REQUIREMENTS:
Return each line of the data below exactly, omitting any pictures.

DATA FOR THIS TASK:
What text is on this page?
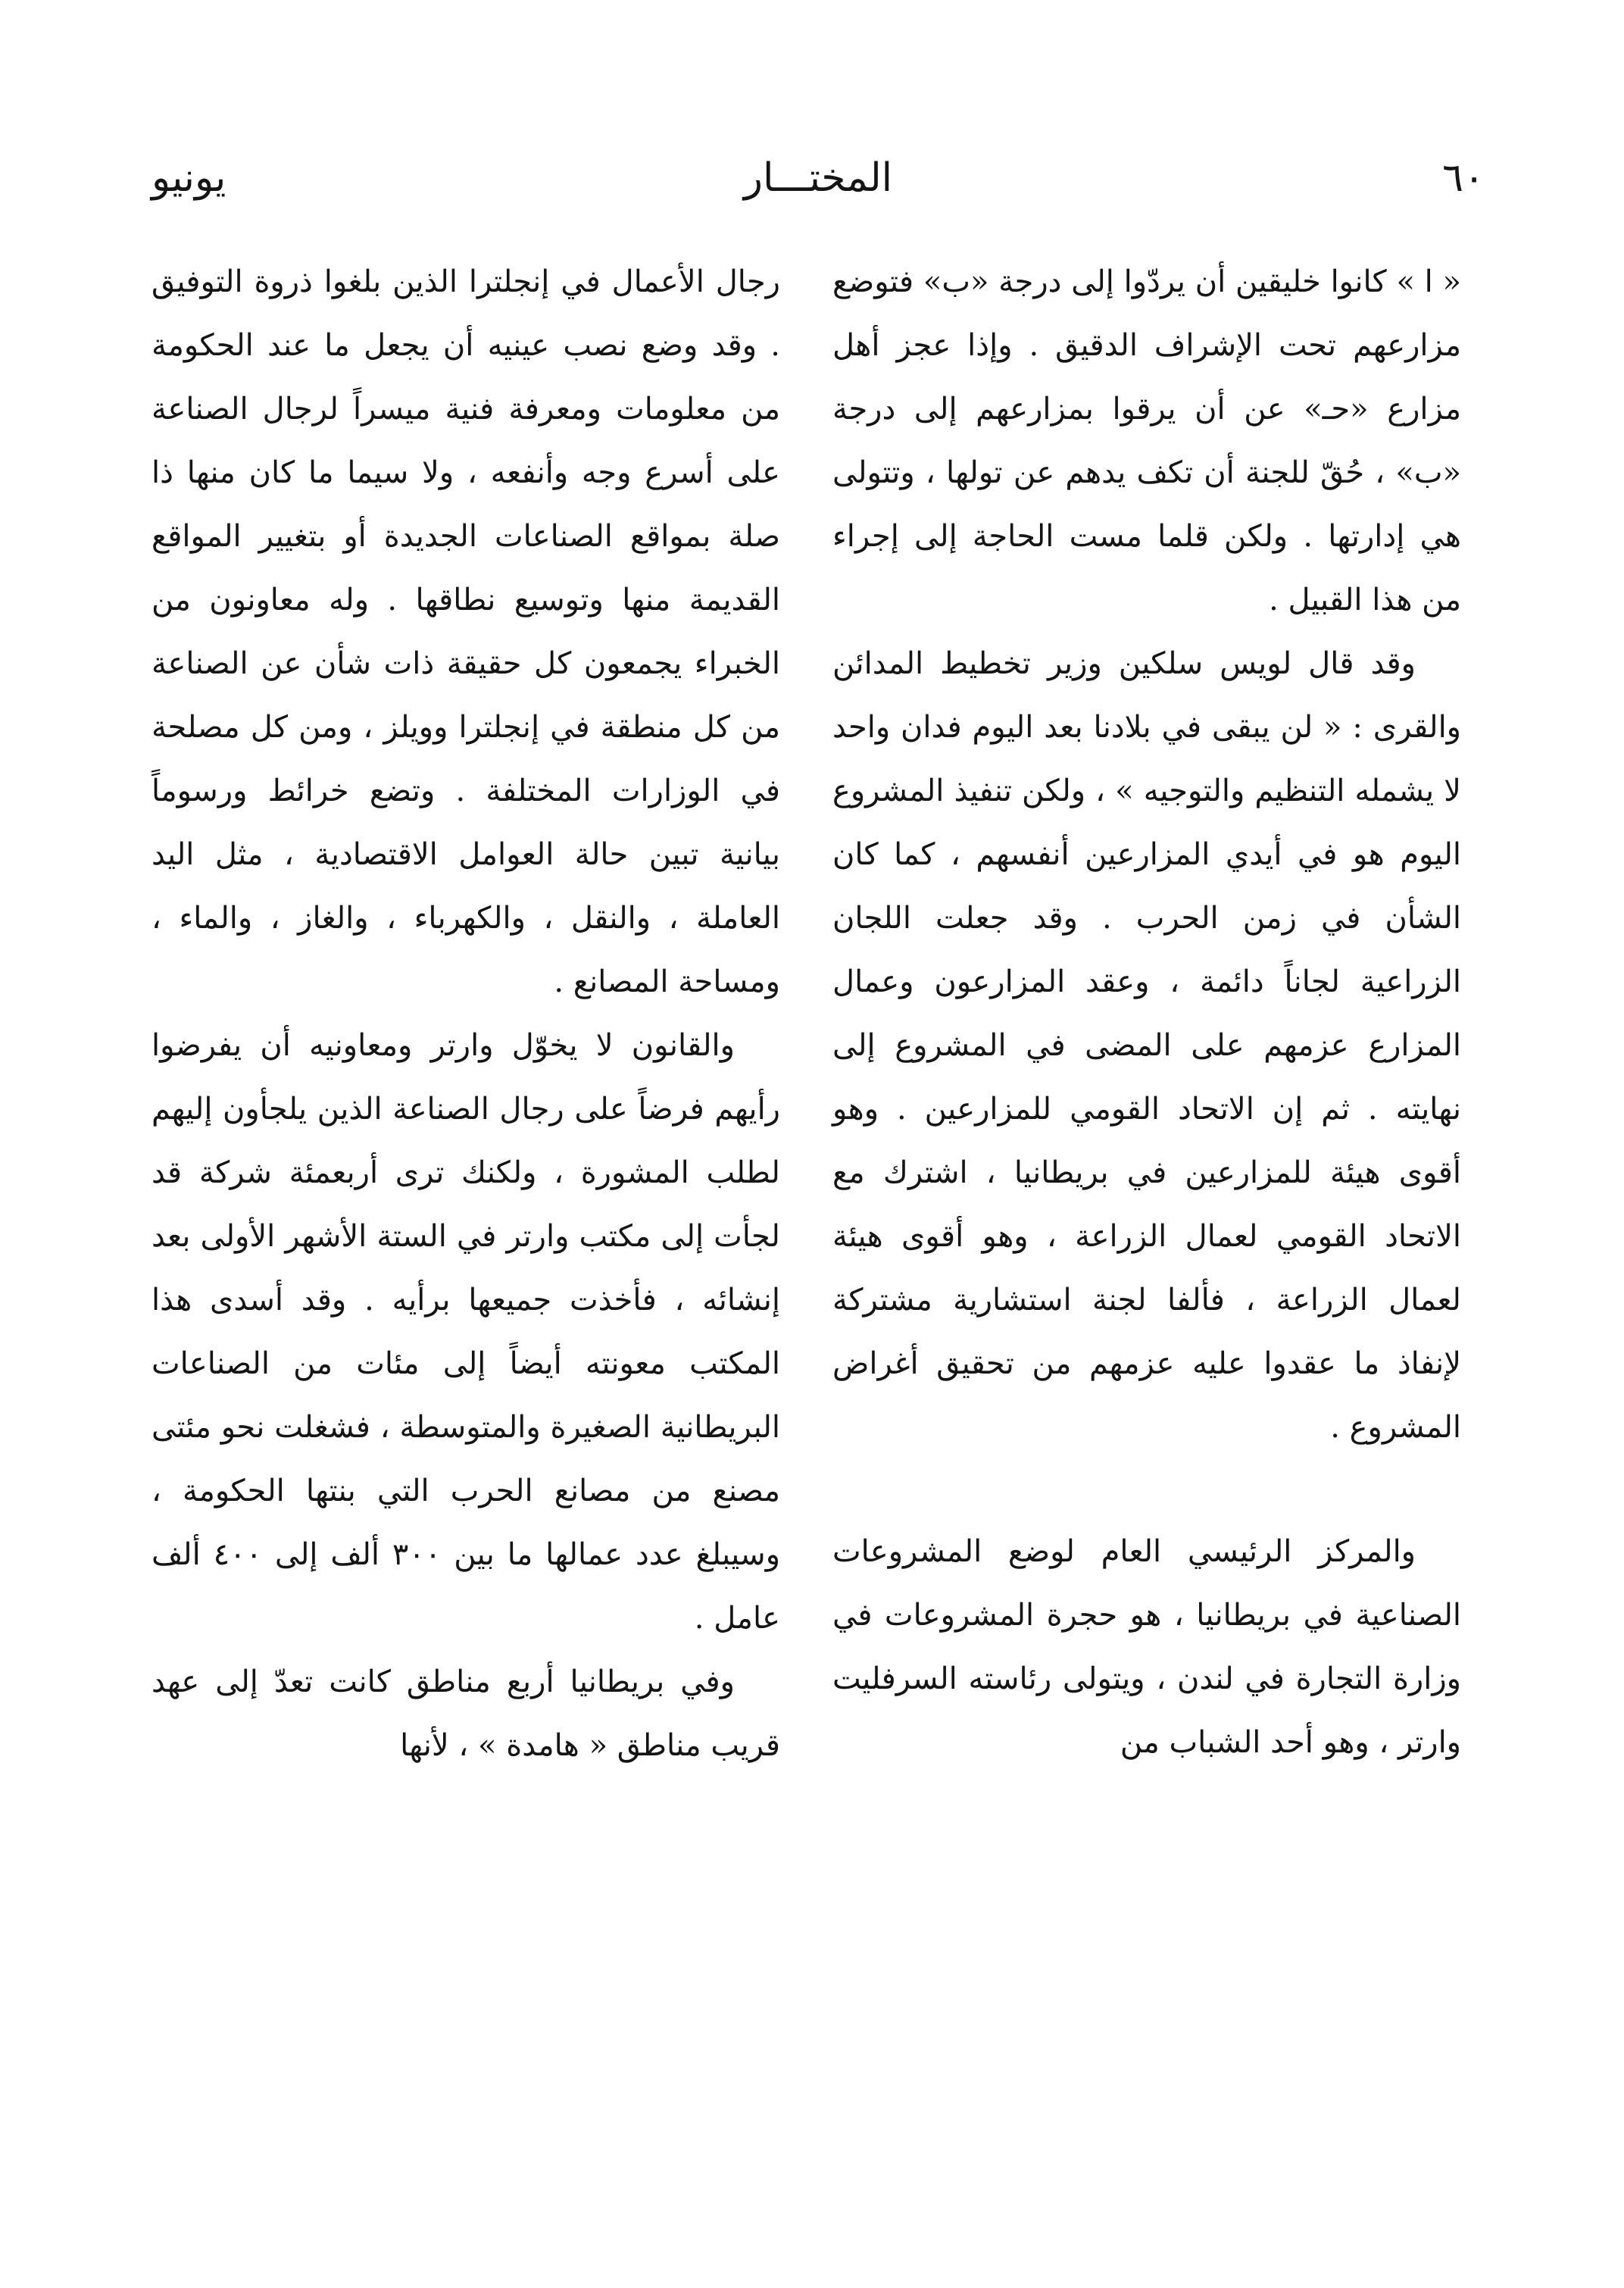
يونيو	المختـــار	٦٠

« ا » كانوا خليقين أن يردّوا إلى درجة «ب» فتوضع مزارعهم تحت الإشراف الدقيق . وإذا عجز أهل مزارع «حـ» عن أن يرقوا بمزارعهم إلى درجة «ب» ، حُقّ للجنة أن تكف يدهم عن تولها ، وتتولى هي إدارتها . ولكن قلما مست الحاجة إلى إجراء من هذا القبيل .

وقد قال لويس سلكين وزير تخطيط المدائن والقرى : « لن يبقى في بلادنا بعد اليوم فدان واحد لا يشمله التنظيم والتوجيه » ، ولكن تنفيذ المشروع اليوم هو في أيدي المزارعين أنفسهم ، كما كان الشأن في زمن الحرب . وقد جعلت اللجان الزراعية لجاناً دائمة ، وعقد المزارعون وعمال المزارع عزمهم على المضى في المشروع إلى نهايته . ثم إن الاتحاد القومي للمزارعين . وهو أقوى هيئة للمزارعين في بريطانيا ، اشترك مع الاتحاد القومي لعمال الزراعة ، وهو أقوى هيئة لعمال الزراعة ، فألفا لجنة استشارية مشتركة لإنفاذ ما عقدوا عليه عزمهم من تحقيق أغراض المشروع .

والمركز الرئيسي العام لوضع المشروعات الصناعية في بريطانيا ، هو حجرة المشروعات في وزارة التجارة في لندن ، ويتولى رئاسته السرفليت وارتر ، وهو أحد الشباب من

رجال الأعمال في إنجلترا الذين بلغوا ذروة التوفيق . وقد وضع نصب عينيه أن يجعل ما عند الحكومة من معلومات ومعرفة فنية ميسراً لرجال الصناعة على أسرع وجه وأنفعه ، ولا سيما ما كان منها ذا صلة بمواقع الصناعات الجديدة أو بتغيير المواقع القديمة منها وتوسيع نطاقها . وله معاونون من الخبراء يجمعون كل حقيقة ذات شأن عن الصناعة من كل منطقة في إنجلترا وويلز ، ومن كل مصلحة في الوزارات المختلفة . وتضع خرائط ورسوماً بيانية تبين حالة العوامل الاقتصادية ، مثل اليد العاملة ، والنقل ، والكهرباء ، والغاز ، والماء ، ومساحة المصانع .

والقانون لا يخوّل وارتر ومعاونيه أن يفرضوا رأيهم فرضاً على رجال الصناعة الذين يلجأون إليهم لطلب المشورة ، ولكنك ترى أربعمئة شركة قد لجأت إلى مكتب وارتر في الستة الأشهر الأولى بعد إنشائه ، فأخذت جميعها برأيه . وقد أسدى هذا المكتب معونته أيضاً إلى مئات من الصناعات البريطانية الصغيرة والمتوسطة ، فشغلت نحو مئتى مصنع من مصانع الحرب التي بنتها الحكومة ، وسيبلغ عدد عمالها ما بين ٣٠٠ ألف إلى ٤٠٠ ألف عامل .

وفي بريطانيا أربع مناطق كانت تعدّ إلى عهد قريب مناطق « هامدة » ، لأنها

RESULT:
What text is on this page?
يونيو	المختـــار	٦٠

« ا » كانوا خليقين أن يردّوا إلى درجة «ب» فتوضع مزارعهم تحت الإشراف الدقيق . وإذا عجز أهل مزارع «حـ» عن أن يرقوا بمزارعهم إلى درجة «ب» ، حُقّ للجنة أن تكف يدهم عن تولها ، وتتولى هي إدارتها . ولكن قلما مست الحاجة إلى إجراء من هذا القبيل .

وقد قال لويس سلكين وزير تخطيط المدائن والقرى : « لن يبقى في بلادنا بعد اليوم فدان واحد لا يشمله التنظيم والتوجيه » ، ولكن تنفيذ المشروع اليوم هو في أيدي المزارعين أنفسهم ، كما كان الشأن في زمن الحرب . وقد جعلت اللجان الزراعية لجاناً دائمة ، وعقد المزارعون وعمال المزارع عزمهم على المضى في المشروع إلى نهايته . ثم إن الاتحاد القومي للمزارعين . وهو أقوى هيئة للمزارعين في بريطانيا ، اشترك مع الاتحاد القومي لعمال الزراعة ، وهو أقوى هيئة لعمال الزراعة ، فألفا لجنة استشارية مشتركة لإنفاذ ما عقدوا عليه عزمهم من تحقيق أغراض المشروع .

والمركز الرئيسي العام لوضع المشروعات الصناعية في بريطانيا ، هو حجرة المشروعات في وزارة التجارة في لندن ، ويتولى رئاسته السرفليت وارتر ، وهو أحد الشباب من

رجال الأعمال في إنجلترا الذين بلغوا ذروة التوفيق . وقد وضع نصب عينيه أن يجعل ما عند الحكومة من معلومات ومعرفة فنية ميسراً لرجال الصناعة على أسرع وجه وأنفعه ، ولا سيما ما كان منها ذا صلة بمواقع الصناعات الجديدة أو بتغيير المواقع القديمة منها وتوسيع نطاقها . وله معاونون من الخبراء يجمعون كل حقيقة ذات شأن عن الصناعة من كل منطقة في إنجلترا وويلز ، ومن كل مصلحة في الوزارات المختلفة . وتضع خرائط ورسوماً بيانية تبين حالة العوامل الاقتصادية ، مثل اليد العاملة ، والنقل ، والكهرباء ، والغاز ، والماء ، ومساحة المصانع .

والقانون لا يخوّل وارتر ومعاونيه أن يفرضوا رأيهم فرضاً على رجال الصناعة الذين يلجأون إليهم لطلب المشورة ، ولكنك ترى أربعمئة شركة قد لجأت إلى مكتب وارتر في الستة الأشهر الأولى بعد إنشائه ، فأخذت جميعها برأيه . وقد أسدى هذا المكتب معونته أيضاً إلى مئات من الصناعات البريطانية الصغيرة والمتوسطة ، فشغلت نحو مئتى مصنع من مصانع الحرب التي بنتها الحكومة ، وسيبلغ عدد عمالها ما بين ٣٠٠ ألف إلى ٤٠٠ ألف عامل .

وفي بريطانيا أربع مناطق كانت تعدّ إلى عهد قريب مناطق « هامدة » ، لأنها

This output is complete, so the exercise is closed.